▸ **Goal**: Can the data below be echoed back word for word?

....

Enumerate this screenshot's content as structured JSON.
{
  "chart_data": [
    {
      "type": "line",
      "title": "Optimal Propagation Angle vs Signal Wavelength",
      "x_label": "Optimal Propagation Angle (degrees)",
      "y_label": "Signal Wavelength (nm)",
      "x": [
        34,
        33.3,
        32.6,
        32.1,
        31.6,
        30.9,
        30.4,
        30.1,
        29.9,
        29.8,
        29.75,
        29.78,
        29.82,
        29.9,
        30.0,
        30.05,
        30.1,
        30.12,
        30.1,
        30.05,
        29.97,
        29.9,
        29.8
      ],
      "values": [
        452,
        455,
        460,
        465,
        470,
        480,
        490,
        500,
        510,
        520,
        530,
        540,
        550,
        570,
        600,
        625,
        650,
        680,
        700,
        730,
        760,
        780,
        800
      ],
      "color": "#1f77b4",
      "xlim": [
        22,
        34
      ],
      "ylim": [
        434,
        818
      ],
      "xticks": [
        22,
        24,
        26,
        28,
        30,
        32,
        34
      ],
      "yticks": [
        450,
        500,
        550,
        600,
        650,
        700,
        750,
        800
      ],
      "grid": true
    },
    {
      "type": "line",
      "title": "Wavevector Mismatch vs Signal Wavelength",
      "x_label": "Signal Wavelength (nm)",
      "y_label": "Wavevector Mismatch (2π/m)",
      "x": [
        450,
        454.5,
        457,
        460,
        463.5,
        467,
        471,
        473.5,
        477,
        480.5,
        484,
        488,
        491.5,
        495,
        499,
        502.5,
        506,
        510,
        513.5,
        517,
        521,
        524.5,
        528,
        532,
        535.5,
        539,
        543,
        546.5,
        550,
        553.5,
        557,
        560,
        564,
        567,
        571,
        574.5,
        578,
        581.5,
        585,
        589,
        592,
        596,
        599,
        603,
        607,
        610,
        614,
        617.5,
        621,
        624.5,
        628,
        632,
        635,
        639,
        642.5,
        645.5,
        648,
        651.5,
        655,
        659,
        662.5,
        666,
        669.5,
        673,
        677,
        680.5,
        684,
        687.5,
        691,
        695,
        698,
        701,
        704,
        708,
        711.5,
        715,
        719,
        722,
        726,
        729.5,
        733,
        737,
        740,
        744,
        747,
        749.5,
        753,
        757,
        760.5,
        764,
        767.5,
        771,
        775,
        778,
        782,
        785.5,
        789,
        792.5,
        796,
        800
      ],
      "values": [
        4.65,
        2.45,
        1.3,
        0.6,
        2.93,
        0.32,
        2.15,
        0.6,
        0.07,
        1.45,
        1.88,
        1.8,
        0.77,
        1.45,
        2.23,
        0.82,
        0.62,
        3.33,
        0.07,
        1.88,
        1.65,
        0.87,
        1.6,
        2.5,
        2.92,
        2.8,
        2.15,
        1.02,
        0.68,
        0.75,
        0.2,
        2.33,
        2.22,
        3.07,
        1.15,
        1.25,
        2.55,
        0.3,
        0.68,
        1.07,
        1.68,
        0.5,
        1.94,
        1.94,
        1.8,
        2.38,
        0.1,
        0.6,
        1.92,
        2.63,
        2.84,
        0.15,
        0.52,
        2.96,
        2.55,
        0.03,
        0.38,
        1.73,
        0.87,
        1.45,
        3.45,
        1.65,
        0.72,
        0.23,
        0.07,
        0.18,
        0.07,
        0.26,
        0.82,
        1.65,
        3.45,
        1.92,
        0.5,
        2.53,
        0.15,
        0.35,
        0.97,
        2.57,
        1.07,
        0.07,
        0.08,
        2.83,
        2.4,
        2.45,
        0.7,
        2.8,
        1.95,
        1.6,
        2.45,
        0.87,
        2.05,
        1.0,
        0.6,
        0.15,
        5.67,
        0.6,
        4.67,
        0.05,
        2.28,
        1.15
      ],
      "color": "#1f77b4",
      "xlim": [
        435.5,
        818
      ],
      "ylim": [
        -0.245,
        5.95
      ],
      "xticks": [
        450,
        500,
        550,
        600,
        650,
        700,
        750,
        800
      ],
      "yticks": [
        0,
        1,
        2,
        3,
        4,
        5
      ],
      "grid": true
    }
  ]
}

....

▸ **Worked answer**:
Enumerate this screenshot's content as structured JSON.
{
  "chart_data": [
    {
      "type": "line",
      "title": "Optimal Propagation Angle vs Signal Wavelength",
      "x_label": "Optimal Propagation Angle (degrees)",
      "y_label": "Signal Wavelength (nm)",
      "x": [
        34,
        33.3,
        32.6,
        32.1,
        31.6,
        30.9,
        30.4,
        30.1,
        29.9,
        29.8,
        29.75,
        29.78,
        29.82,
        29.9,
        30.0,
        30.05,
        30.1,
        30.12,
        30.1,
        30.05,
        29.97,
        29.9,
        29.8
      ],
      "values": [
        452,
        455,
        460,
        465,
        470,
        480,
        490,
        500,
        510,
        520,
        530,
        540,
        550,
        570,
        600,
        625,
        650,
        680,
        700,
        730,
        760,
        780,
        800
      ],
      "color": "#1f77b4",
      "xlim": [
        22,
        34
      ],
      "ylim": [
        434,
        818
      ],
      "xticks": [
        22,
        24,
        26,
        28,
        30,
        32,
        34
      ],
      "yticks": [
        450,
        500,
        550,
        600,
        650,
        700,
        750,
        800
      ],
      "grid": true
    },
    {
      "type": "line",
      "title": "Wavevector Mismatch vs Signal Wavelength",
      "x_label": "Signal Wavelength (nm)",
      "y_label": "Wavevector Mismatch (2π/m)",
      "x": [
        450,
        454.5,
        457,
        460,
        463.5,
        467,
        471,
        473.5,
        477,
        480.5,
        484,
        488,
        491.5,
        495,
        499,
        502.5,
        506,
        510,
        513.5,
        517,
        521,
        524.5,
        528,
        532,
        535.5,
        539,
        543,
        546.5,
        550,
        553.5,
        557,
        560,
        564,
        567,
        571,
        574.5,
        578,
        581.5,
        585,
        589,
        592,
        596,
        599,
        603,
        607,
        610,
        614,
        617.5,
        621,
        624.5,
        628,
        632,
        635,
        639,
        642.5,
        645.5,
        648,
        651.5,
        655,
        659,
        662.5,
        666,
        669.5,
        673,
        677,
        680.5,
        684,
        687.5,
        691,
        695,
        698,
        701,
        704,
        708,
        711.5,
        715,
        719,
        722,
        726,
        729.5,
        733,
        737,
        740,
        744,
        747,
        749.5,
        753,
        757,
        760.5,
        764,
        767.5,
        771,
        775,
        778,
        782,
        785.5,
        789,
        792.5,
        796,
        800
      ],
      "values": [
        4.65,
        2.45,
        1.3,
        0.6,
        2.93,
        0.32,
        2.15,
        0.6,
        0.07,
        1.45,
        1.88,
        1.8,
        0.77,
        1.45,
        2.23,
        0.82,
        0.62,
        3.33,
        0.07,
        1.88,
        1.65,
        0.87,
        1.6,
        2.5,
        2.92,
        2.8,
        2.15,
        1.02,
        0.68,
        0.75,
        0.2,
        2.33,
        2.22,
        3.07,
        1.15,
        1.25,
        2.55,
        0.3,
        0.68,
        1.07,
        1.68,
        0.5,
        1.94,
        1.94,
        1.8,
        2.38,
        0.1,
        0.6,
        1.92,
        2.63,
        2.84,
        0.15,
        0.52,
        2.96,
        2.55,
        0.03,
        0.38,
        1.73,
        0.87,
        1.45,
        3.45,
        1.65,
        0.72,
        0.23,
        0.07,
        0.18,
        0.07,
        0.26,
        0.82,
        1.65,
        3.45,
        1.92,
        0.5,
        2.53,
        0.15,
        0.35,
        0.97,
        2.57,
        1.07,
        0.07,
        0.08,
        2.83,
        2.4,
        2.45,
        0.7,
        2.8,
        1.95,
        1.6,
        2.45,
        0.87,
        2.05,
        1.0,
        0.6,
        0.15,
        5.67,
        0.6,
        4.67,
        0.05,
        2.28,
        1.15
      ],
      "color": "#1f77b4",
      "xlim": [
        435.5,
        818
      ],
      "ylim": [
        -0.245,
        5.95
      ],
      "xticks": [
        450,
        500,
        550,
        600,
        650,
        700,
        750,
        800
      ],
      "yticks": [
        0,
        1,
        2,
        3,
        4,
        5
      ],
      "grid": true
    }
  ]
}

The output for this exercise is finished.